**Aim:** For this exercise, repeat all of the material verbatim apart from its images.

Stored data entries
--------------------------------

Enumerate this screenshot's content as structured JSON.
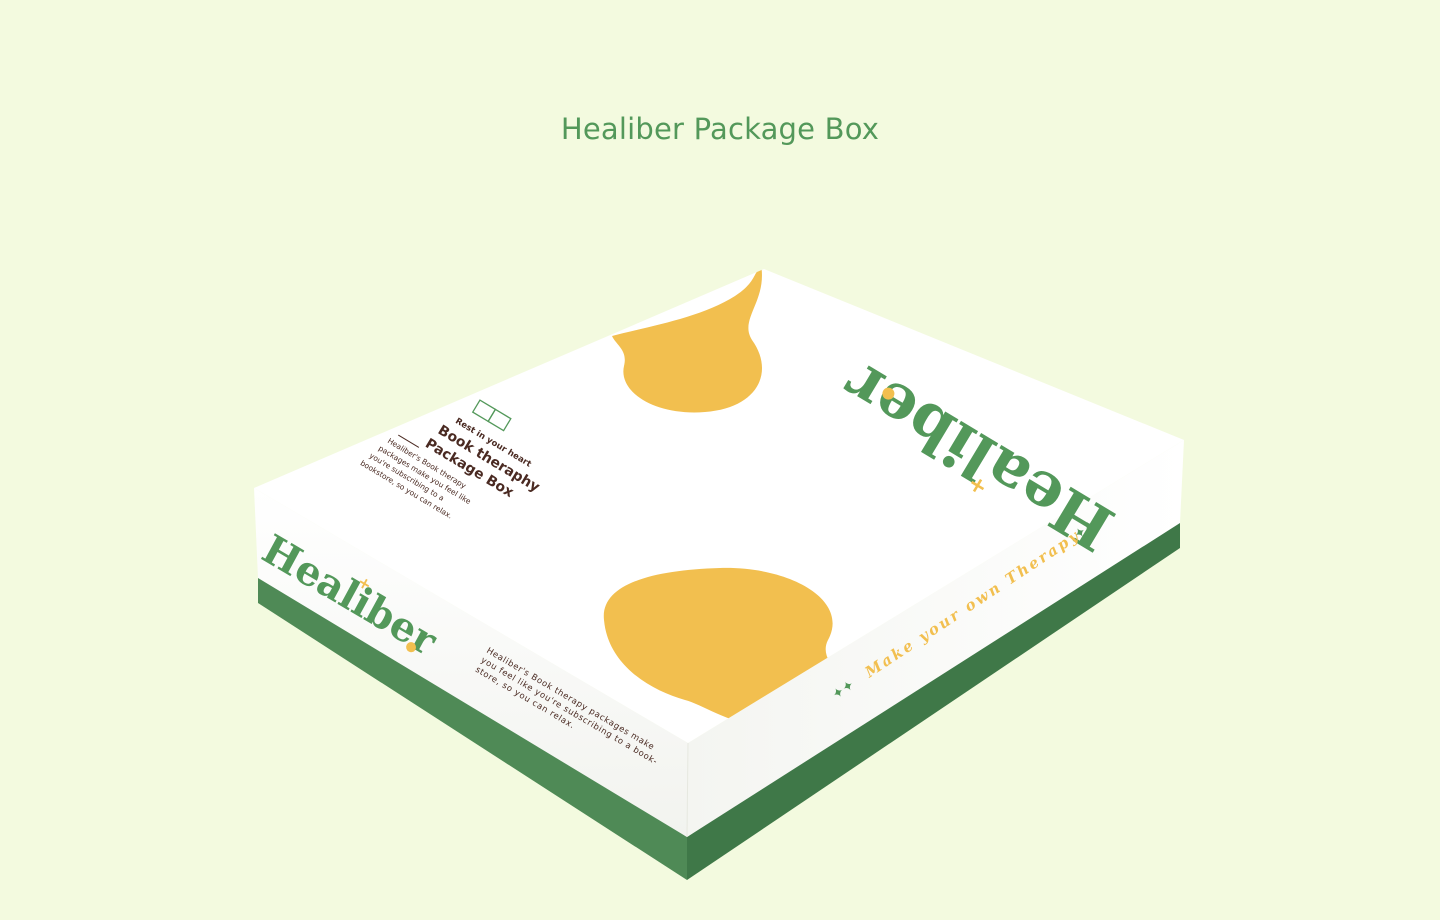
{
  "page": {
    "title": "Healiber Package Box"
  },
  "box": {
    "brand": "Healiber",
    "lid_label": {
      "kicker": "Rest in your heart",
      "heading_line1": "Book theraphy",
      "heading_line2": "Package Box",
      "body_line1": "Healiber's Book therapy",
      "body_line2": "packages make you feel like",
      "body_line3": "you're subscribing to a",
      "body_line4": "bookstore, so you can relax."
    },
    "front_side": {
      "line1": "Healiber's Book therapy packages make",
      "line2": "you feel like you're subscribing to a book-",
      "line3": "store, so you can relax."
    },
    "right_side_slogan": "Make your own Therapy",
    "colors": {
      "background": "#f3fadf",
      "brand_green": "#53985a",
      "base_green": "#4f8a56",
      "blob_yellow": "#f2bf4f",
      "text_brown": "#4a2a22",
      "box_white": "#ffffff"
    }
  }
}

--------------------------------

**Exercise answer:**
Enumerate this screenshot's content as structured JSON.
{
  "page": {
    "title": "Healiber Package Box"
  },
  "box": {
    "brand": "Healiber",
    "lid_label": {
      "kicker": "Rest in your heart",
      "heading_line1": "Book theraphy",
      "heading_line2": "Package Box",
      "body_line1": "Healiber's Book therapy",
      "body_line2": "packages make you feel like",
      "body_line3": "you're subscribing to a",
      "body_line4": "bookstore, so you can relax."
    },
    "front_side": {
      "line1": "Healiber's Book therapy packages make",
      "line2": "you feel like you're subscribing to a book-",
      "line3": "store, so you can relax."
    },
    "right_side_slogan": "Make your own Therapy",
    "colors": {
      "background": "#f3fadf",
      "brand_green": "#53985a",
      "base_green": "#4f8a56",
      "blob_yellow": "#f2bf4f",
      "text_brown": "#4a2a22",
      "box_white": "#ffffff"
    }
  }
}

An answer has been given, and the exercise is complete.